**Tareas**.
1. Copia del texto sobre Hearst el fragmento que va desde "No he pretendido" hasta "trataron sobre él.", ambos incluidos, sin cambiar nada.
2. Enumera los editores del siglo XIX que el texto sobre Hearst menciona como parte de la gran tradición que él siguió.
3. Indica si cada afirmación concuerda con el texto sobre Hearst y responde sí o no citando literalmente las palabras que lo deciden: (a) Hearst escribía él mismo los editoriales más importantes de sus periódicos. (b) El autor quiso escribir una biografía de Hearst. (c) Los biógrafos de los años cincuenta y sesenta consultaron los archivos que aparecieron después.

**Texto proporcionado**.
====================

Siguiendo la gran tradición de editores que participaban en la vida pública del siglo XIX -como Horace Greeley, Charles Dana, William Cullen Bryant y Joseph Pulitzer- Hearst adoptó el papel de tribuno del pueblo. Durante las primeras décadas del siglo XX, a medida que iban desapareciendo los grandes señores de la prensa, les fué reemplazando una nueva camada de editores que, como Adolpf S. Ochs, del New York Times, reuhían toda publicidad personal y se cuidaban de que sus nombres aparecieran única y exclusivamente en las cabeceras de sus periódicos, pero Hearst utilizó el poder de los medios de comunicación para marcar la agenda política del país, primero escarbando en la intimidad de las personas, después persiguiendo a los monopolios, y, más tarde, con más de setenta años, como opositor al New Deal y acérrimo anticomunista. Él decidía los temas, marcaba el tono y revisaba todos los editoriales de sus periódicos; escribía personalmente los más importantes y los publicaba bien visibles en la primera página; apoyaba a ciertos candidatos a cargos públicos y los criticaba cuando incumplían sus promesas; hacía aparecer su nombre ensalzado en sus revistas, sus noticiarios, sus emisoras de radio; proclamaba con orgullo que, mientras los otros periodicos se limitaban a plasmar las noticias, los suyos las «creaban».
No he pretendido escribir una biografía de William Randolph Hearst, sinó utilizarlo como eje a partir del cual analizar las relaciones entre la cultura y la política en el siglo XX. Sólo cuando empecé a investigar me dí cuenta de que la historia de William Randolph Hearst todavía estaba por contarse. Existen algunas buenas biografías de los años cincuenta y sesenta, pero ninguno de sus autores pudo consultar los bastos archivos que han salido a la luz desde entonces. Yo tuve la posibilidad de partir de cero, eludir la información anecdótica en la que mis predecesores tuvieron que confiar y basar mi estudio en los cientos de miles de cartas, telegramas, apuntes, transcripciones de mensajes telefónicos, artículos y editoriales que Hearst escribió -y le escribieron- o que trataron sobre él.

====================

**Datos proporcionados**.
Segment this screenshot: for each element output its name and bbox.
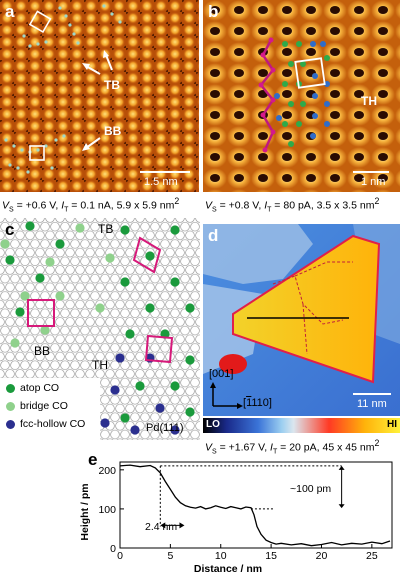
chart-axes — [119, 461, 393, 549]
unit-cell-bb — [29, 145, 45, 161]
colorbar-lo: LO — [206, 419, 220, 430]
legend-bridge: bridge CO — [6, 400, 68, 412]
caption-d-it: 20 pA — [289, 441, 317, 454]
unit-cell-th — [294, 57, 326, 89]
label-tb-a: TB — [104, 78, 120, 92]
x-tick-label: 25 — [366, 550, 378, 562]
fcc-hollow-co-swatch — [6, 419, 15, 429]
dir-110-digits: 110 — [251, 397, 269, 409]
caption-d: VS = +1.67 V, IT = 20 pA, 45 x 45 nm2 — [205, 438, 380, 456]
colorbar: LO HI — [203, 418, 400, 433]
annotation-step-height: ~100 pm — [290, 483, 331, 495]
scale-text-d: 11 nm — [357, 398, 387, 410]
dir-001-label: [001] — [209, 368, 234, 380]
y-tick-label: 100 — [98, 504, 116, 516]
legend-bridge-label: bridge CO — [20, 400, 68, 412]
caption-d-vs: +1.67 V — [228, 441, 265, 454]
unit-cell-tb-c — [132, 236, 162, 274]
unit-cell-tb — [28, 10, 52, 34]
chart-annotations — [159, 465, 345, 529]
label-th-b: TH — [361, 94, 377, 108]
dir-110-bar: 1 — [246, 397, 252, 409]
panel-b-stm-svg — [203, 0, 400, 192]
panel-d-stm-image: d [001] [1110] 11 nm — [203, 224, 400, 416]
panel-d-svg — [203, 224, 400, 416]
x-tick-label: 15 — [265, 550, 277, 562]
panel-c-svg — [0, 218, 200, 440]
th-green-dots — [282, 41, 330, 147]
label-th-c: TH — [92, 358, 108, 372]
x-tick-label: 20 — [316, 550, 328, 562]
y-axis-label: Height / pm — [79, 483, 91, 540]
legend-atop: atop CO — [6, 382, 59, 394]
panel-label-c: c — [5, 220, 15, 239]
label-bb-c: BB — [34, 344, 51, 358]
panel-a-stm-svg — [0, 0, 199, 192]
boundary-line-b — [259, 39, 275, 151]
label-bb-a: BB — [104, 124, 122, 138]
x-tick-label: 0 — [117, 550, 123, 562]
th-blue-dots — [274, 41, 330, 139]
annotation-step-width: 2.4 nm — [145, 521, 177, 533]
colorbar-hi: HI — [387, 419, 397, 430]
arrow-tb-2 — [105, 54, 113, 71]
arrow-tb-1 — [85, 65, 101, 75]
caption-d-size: 45 x 45 nm — [322, 441, 375, 454]
panel-label-d: d — [208, 226, 219, 245]
caption-a-vs: +0.6 V — [25, 199, 56, 212]
profile-line — [119, 464, 391, 547]
panel-c-schematic: c TB BB TH Pd(111) atop CO bridge CO fcc… — [0, 218, 200, 440]
panel-b-stm-image: b TH 1 nm — [203, 0, 400, 192]
x-tick-label: 5 — [167, 550, 173, 562]
height-profile-chart: 0 5 10 15 20 25 0 100 200 Height / pm Distance /… — [79, 461, 393, 575]
label-tb-c: TB — [98, 222, 114, 236]
legend-atop-label: atop CO — [20, 382, 60, 394]
bridge-co-swatch — [6, 401, 15, 411]
arrow-bb — [85, 137, 101, 149]
panel-label-e: e — [88, 450, 98, 469]
scale-text-b: 1 nm — [361, 176, 386, 188]
dir-110-label: [1110] — [243, 397, 272, 409]
legend-fcc-label: fcc-hollow CO — [20, 418, 86, 430]
triangular-island — [232, 234, 381, 384]
unit-cell-bb-c — [27, 299, 55, 327]
panel-label-b: b — [208, 2, 219, 21]
panel-label-a: a — [5, 2, 15, 21]
scale-text-a: 1.5 nm — [144, 176, 178, 188]
x-axis-label: Distance / nm — [194, 563, 262, 575]
caption-a-it: 0.1 nA — [80, 199, 111, 212]
y-tick-label: 200 — [98, 465, 116, 477]
tb-dots — [22, 4, 122, 48]
chart-ticks: 0 5 10 15 20 25 0 100 200 — [98, 465, 377, 562]
legend-fcc: fcc-hollow CO — [6, 418, 85, 430]
label-surface: Pd(111) — [146, 422, 184, 434]
caption-a: VS = +0.6 V, IT = 0.1 nA, 5.9 x 5.9 nm2 — [2, 196, 180, 214]
red-feature — [219, 354, 247, 374]
y-tick-label: 0 — [110, 543, 116, 555]
plot-frame — [119, 461, 393, 549]
unit-cell-th-c — [144, 334, 174, 364]
atop-co-dots — [5, 221, 195, 423]
caption-a-size: 5.9 x 5.9 nm — [116, 199, 175, 212]
x-tick-label: 10 — [215, 550, 227, 562]
caption-b-size: 3.5 x 3.5 nm — [316, 199, 375, 212]
panel-a-stm-image: a TB BB 1.5 nm — [0, 0, 199, 192]
caption-b-vs: +0.8 V — [228, 199, 259, 212]
fcc-hollow-co-dots — [100, 353, 180, 435]
atop-co-swatch — [6, 383, 15, 393]
caption-b-it: 80 pA — [283, 199, 311, 212]
caption-b: VS = +0.8 V, IT = 80 pA, 3.5 x 3.5 nm2 — [205, 196, 380, 214]
bridge-co-dots — [0, 223, 115, 348]
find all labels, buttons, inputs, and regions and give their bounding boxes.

====================

**Respuestas**.
1.
No he pretendido escribir una biografía de William Randolph Hearst, sinó utilizarlo como eje a partir del cual analizar las relaciones entre la cultura y la política en el siglo XX. Sólo cuando empecé a investigar me dí cuenta de que la historia de William Randolph Hearst todavía estaba por contarse. Existen algunas buenas biografías de los años cincuenta y sesenta, pero ninguno de sus autores pudo consultar los bastos archivos que han salido a la luz desde entonces. Yo tuve la posibilidad de partir de cero, eludir la información anecdótica en la que mis predecesores tuvieron que confiar y basar mi estudio en los cientos de miles de cartas, telegramas, apuntes, transcripciones de mensajes telefónicos, artículos y editoriales que Hearst escribió -y le escribieron- o que trataron sobre él.

2. Horace Greeley, Charles Dana, William Cullen Bryant y Joseph Pulitzer.

3.
(a) Sí: "escribía personalmente los más importantes y los publicaba bien visibles en la primera página".
(b) No: "No he pretendido escribir una biografía de William Randolph Hearst".
(c) No: "ninguno de sus autores pudo consultar los bastos archivos que han salido a la luz desde entonces".